EXERCISE DETAILS - In your copy, reproduce the entries exactly as they are, minus the images.

LISTING -
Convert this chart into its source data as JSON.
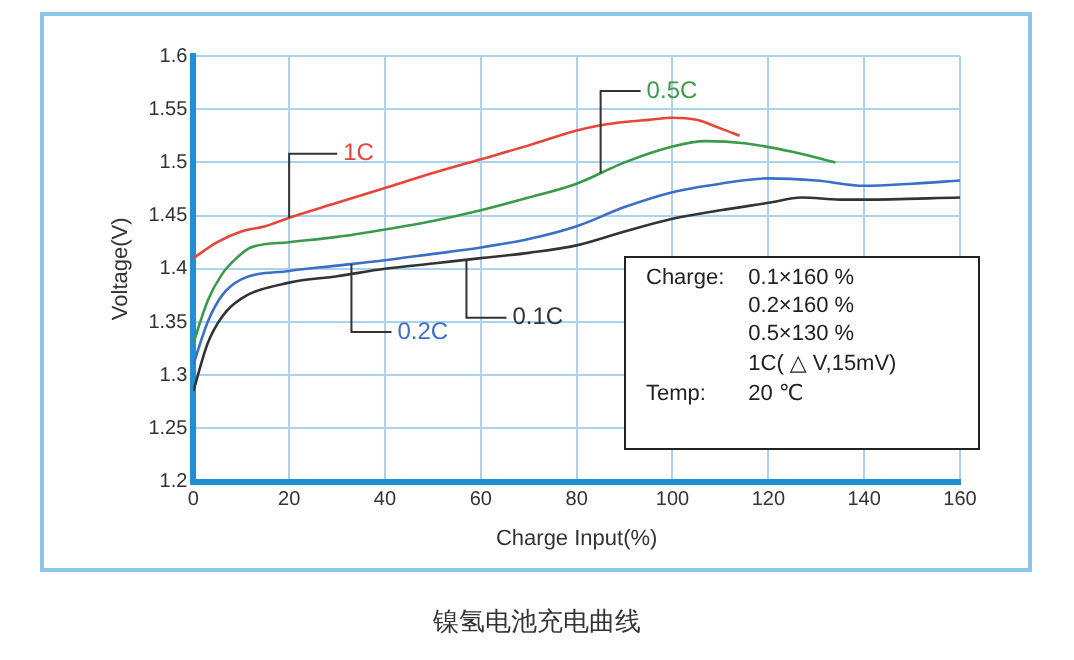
{
  "chart_data": {
    "type": "line",
    "xlabel": "Charge Input(%)",
    "ylabel": "Voltage(V)",
    "xlim": [
      0,
      160
    ],
    "xticks": [
      0,
      20,
      40,
      60,
      80,
      100,
      120,
      140,
      160
    ],
    "ylim": [
      1.2,
      1.6
    ],
    "yticks": [
      1.2,
      1.25,
      1.3,
      1.35,
      1.4,
      1.45,
      1.5,
      1.55,
      1.6
    ],
    "grid": true,
    "legend": false,
    "marker": "none",
    "line_style": "solid",
    "series": [
      {
        "name": "1C",
        "color": "#e8443a",
        "x": [
          0,
          5,
          10,
          15,
          20,
          30,
          40,
          50,
          60,
          70,
          80,
          85,
          90,
          95,
          100,
          105,
          110,
          114
        ],
        "values": [
          1.41,
          1.425,
          1.435,
          1.44,
          1.448,
          1.462,
          1.476,
          1.49,
          1.503,
          1.516,
          1.53,
          1.535,
          1.538,
          1.54,
          1.542,
          1.54,
          1.532,
          1.525
        ]
      },
      {
        "name": "0.5C",
        "color": "#3a9a4a",
        "x": [
          0,
          3,
          6,
          9,
          12,
          20,
          30,
          40,
          50,
          60,
          70,
          80,
          90,
          100,
          107,
          115,
          125,
          134
        ],
        "values": [
          1.33,
          1.37,
          1.395,
          1.41,
          1.42,
          1.425,
          1.43,
          1.437,
          1.445,
          1.455,
          1.467,
          1.48,
          1.5,
          1.515,
          1.52,
          1.518,
          1.51,
          1.5
        ]
      },
      {
        "name": "0.2C",
        "color": "#3a6fc8",
        "x": [
          0,
          3,
          6,
          10,
          20,
          30,
          40,
          50,
          60,
          70,
          80,
          90,
          100,
          110,
          120,
          130,
          140,
          150,
          160
        ],
        "values": [
          1.31,
          1.35,
          1.375,
          1.39,
          1.398,
          1.403,
          1.408,
          1.414,
          1.42,
          1.428,
          1.44,
          1.458,
          1.472,
          1.48,
          1.485,
          1.483,
          1.478,
          1.48,
          1.483
        ]
      },
      {
        "name": "0.1C",
        "color": "#333333",
        "x": [
          0,
          3,
          6,
          10,
          20,
          30,
          40,
          50,
          60,
          70,
          80,
          90,
          100,
          110,
          120,
          127,
          135,
          140,
          160
        ],
        "values": [
          1.285,
          1.33,
          1.355,
          1.372,
          1.387,
          1.393,
          1.4,
          1.405,
          1.41,
          1.415,
          1.422,
          1.435,
          1.447,
          1.455,
          1.462,
          1.467,
          1.465,
          1.465,
          1.467
        ]
      }
    ],
    "annotations": [
      "Charge:",
      "0.1×160 %",
      "0.2×160 %",
      "0.5×130 %",
      "1C( △ V,15mV)",
      "Temp:",
      "20 ℃",
      "镍氢电池充电曲线"
    ]
  }
}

OUTPUT OF THE EXERCISE -
Convert this chart into its source data as JSON.
{
  "chart_data": {
    "type": "line",
    "xlabel": "Charge Input(%)",
    "ylabel": "Voltage(V)",
    "xlim": [
      0,
      160
    ],
    "xticks": [
      0,
      20,
      40,
      60,
      80,
      100,
      120,
      140,
      160
    ],
    "ylim": [
      1.2,
      1.6
    ],
    "yticks": [
      1.2,
      1.25,
      1.3,
      1.35,
      1.4,
      1.45,
      1.5,
      1.55,
      1.6
    ],
    "grid": true,
    "legend": false,
    "marker": "none",
    "line_style": "solid",
    "series": [
      {
        "name": "1C",
        "color": "#e8443a",
        "x": [
          0,
          5,
          10,
          15,
          20,
          30,
          40,
          50,
          60,
          70,
          80,
          85,
          90,
          95,
          100,
          105,
          110,
          114
        ],
        "values": [
          1.41,
          1.425,
          1.435,
          1.44,
          1.448,
          1.462,
          1.476,
          1.49,
          1.503,
          1.516,
          1.53,
          1.535,
          1.538,
          1.54,
          1.542,
          1.54,
          1.532,
          1.525
        ]
      },
      {
        "name": "0.5C",
        "color": "#3a9a4a",
        "x": [
          0,
          3,
          6,
          9,
          12,
          20,
          30,
          40,
          50,
          60,
          70,
          80,
          90,
          100,
          107,
          115,
          125,
          134
        ],
        "values": [
          1.33,
          1.37,
          1.395,
          1.41,
          1.42,
          1.425,
          1.43,
          1.437,
          1.445,
          1.455,
          1.467,
          1.48,
          1.5,
          1.515,
          1.52,
          1.518,
          1.51,
          1.5
        ]
      },
      {
        "name": "0.2C",
        "color": "#3a6fc8",
        "x": [
          0,
          3,
          6,
          10,
          20,
          30,
          40,
          50,
          60,
          70,
          80,
          90,
          100,
          110,
          120,
          130,
          140,
          150,
          160
        ],
        "values": [
          1.31,
          1.35,
          1.375,
          1.39,
          1.398,
          1.403,
          1.408,
          1.414,
          1.42,
          1.428,
          1.44,
          1.458,
          1.472,
          1.48,
          1.485,
          1.483,
          1.478,
          1.48,
          1.483
        ]
      },
      {
        "name": "0.1C",
        "color": "#333333",
        "x": [
          0,
          3,
          6,
          10,
          20,
          30,
          40,
          50,
          60,
          70,
          80,
          90,
          100,
          110,
          120,
          127,
          135,
          140,
          160
        ],
        "values": [
          1.285,
          1.33,
          1.355,
          1.372,
          1.387,
          1.393,
          1.4,
          1.405,
          1.41,
          1.415,
          1.422,
          1.435,
          1.447,
          1.455,
          1.462,
          1.467,
          1.465,
          1.465,
          1.467
        ]
      }
    ],
    "annotations": [
      "Charge:",
      "0.1×160 %",
      "0.2×160 %",
      "0.5×130 %",
      "1C( △ V,15mV)",
      "Temp:",
      "20 ℃",
      "镍氢电池充电曲线"
    ]
  }
}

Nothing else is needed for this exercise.